Extrait –
++++++
Facebook est sans aucun doute celui qui occupe la première place, à tout
le moins en Europe. Pourtant, la rigueur critique voudrait que l’on
analyse cette réalité technologique contemporaine en évoquant les
diverses applications qui autorisent aussi d’autres usages que la seule
plate-forme de Mark Zuckerberg. Parmi celles-ci, Twitter est d’un genre
particulier créant entre ses utilisateurs un rapport si ténu et dense à
la fois que nous le comparons volontiers à un cordon ombilical.
Twitter est sorti de l’anonymat quand des événements liés à
l’actualité ont été portés à la connaissance des journalistes par des
citoyens reporters amateurs qui ne disposaient plus que de cette voie
pour diffuser au monde entier le caractère dramatique de ce qui se
passait dans leur pays. Notamment lorsque, dans certains états, les
canaux habituels de transmission furent jugulés par un pouvoir en place
désireux de neutraliser toute communication vers l’étranger.
First of all
Le premier cas d’école mentionné dans la littérature est la prise d’otages de Mumbai [1]
de novembre 2008. On le sait, toute forme d’attentat est, par nature,
fortuite. Aucun média ne peut prévoir pareils événements. Et souvent
alors, dépêcher des correspondants sur place n’est pas chose aisée : il
est fréquent qu’on arrive trop tard, même quand il s’agit de
journalistes d’agences internationales ayant des sections locales
proches du terrain des événements. Et puis, une fois arrivés sur les
lieux, les journalistes sont tenus à l’écart, pour des raisons de
sécurité bien compréhensibles. Aussi, les témoins directs, parfois
ceux-là mêmes qui sont au cœur de l’événement [2],
constituent-ils une ressource intéressante, surtout s’ils prennent
résolument le parti de collaborer avec les médias. Encore faut-il savoir
intégrer ces ressources de façon pertinente : être en mesure de
« produire une info plus pertinente par rapport aux attentes des
lecteurs : hyper réactive, moins conventionnelle dans ses choix, plus
"live", plus libre, avec plus de ton, de conversation, beaucoup
d’émotion. » affirme Benoît Raphaël [3].
++++++
Consignes –
#1 Les affirmations suivantes concordent-elles avec l’extrait sur Twitter ? Répondez à chacune par oui ou par non, en citant les mots décisifs de l’extrait. (a) Facebook occupe la première place, au moins en Europe. (b) Les médias sont en mesure de prévoir les attentats. (c) Une fois sur les lieux, les journalistes ont librement accès à l’événement.
#2 Poursuivez la rédaction de l’extrait sur Twitter à partir de sa dernière phrase.
Les lignes fournies n’ont aucun rapport avec l’extrait sur Twitter.

Données fournies –
++++++
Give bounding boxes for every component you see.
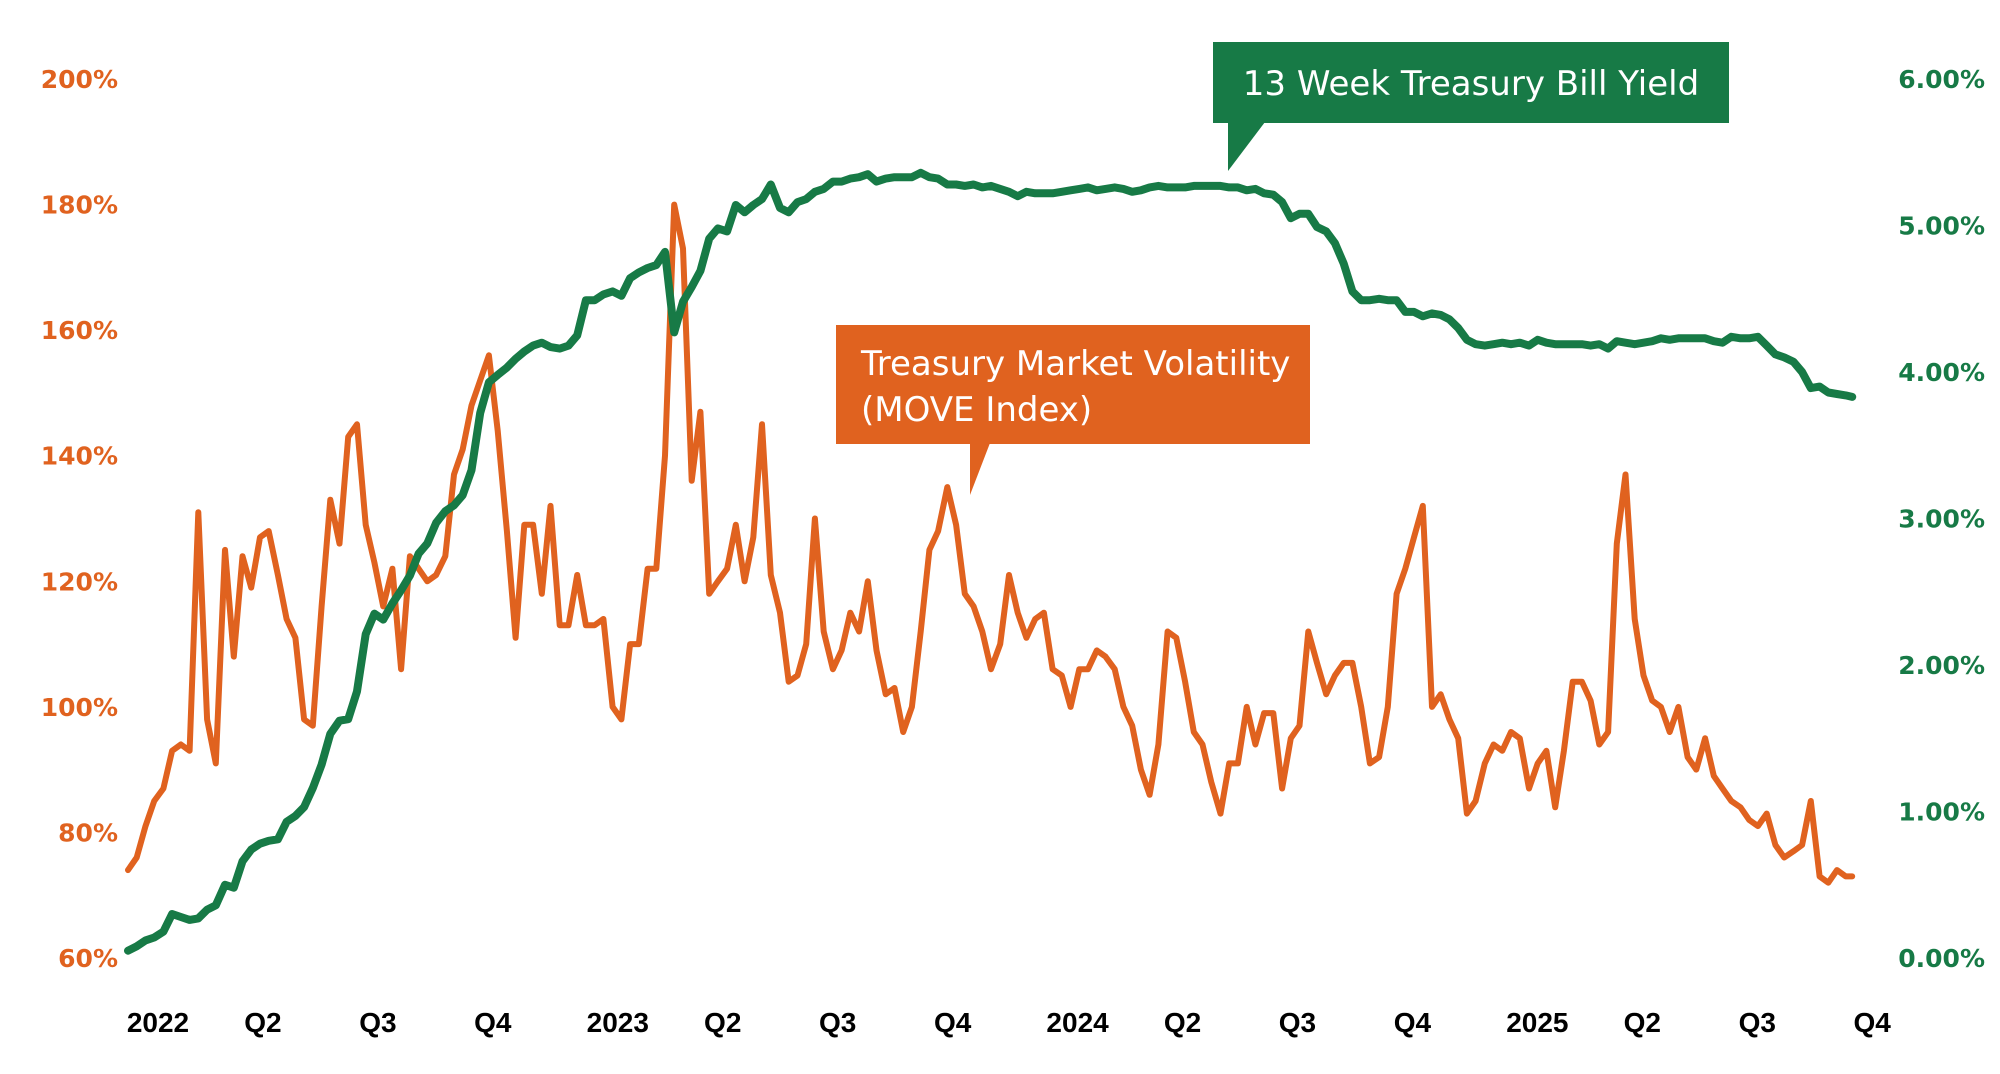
++++++
Réponses –
#1
(a) Oui : « Facebook est sans aucun doute celui qui occupe la première place, à tout le moins en Europe ».
(b) Non : « Aucun média ne peut prévoir pareils événements ».
(c) Non : « les journalistes sont tenus à l’écart, pour des raisons de sécurité bien compréhensibles ».

#2
Twitter réseau et moteur
Lors des événements que l’on retiendra sous le terme « Révolution de
jasmin » et qui se sont déroulés dans tout le nord de l’Afrique, durant
le début de 2011 (Tunisie, Egypte et ensuite Lybie), on a beaucoup parlé
de Facebook et des pages thématiques qui ont été créées [4]
pour manifester de façon virtuelle et faire circuler des informations
relatives à l’organisation des mouvements de contestation du pouvoir en
place. C’est aussi par cette voie que, lors des événements qui suivirent
le tsunami au Japon, les ressortissants étrangers communiquèrent entre
eux de la sorte, pour estimer les raisons éventuelles d’un rapatriement
d’urgence. Or il faut bien l’identifier, Facebook est d’abord un réseau
qui prolonge les relations de toujours. Le bouche à oreille qui s’y
développe passe d’abord par les amis des amis… que l’on a déjà dans la
vie réelle. Et cela marche, bien sûr. Twitter en comparaison, tel un
moteur de recherche de type Google, Yahoo…, joue plus la carte des
mots-clés et permet une identification aisée de nouveaux contacts en
lien avec une problématique définie. Qui plus est, conçu dans la veine
des outils web 2.0., il permet la localisation des infos en lien avec
une thématique par l’usage de tags produits par les utilisateurs
eux-mêmes (pour Twitter, on parle de #hashtag). Si bien sûr, ce réseau
social est centré sur les personnes, il n’en demeure pas moins d’abord
une opportunité d’échanges de contenus spécifiques entre amateurs
experts d’une thématique.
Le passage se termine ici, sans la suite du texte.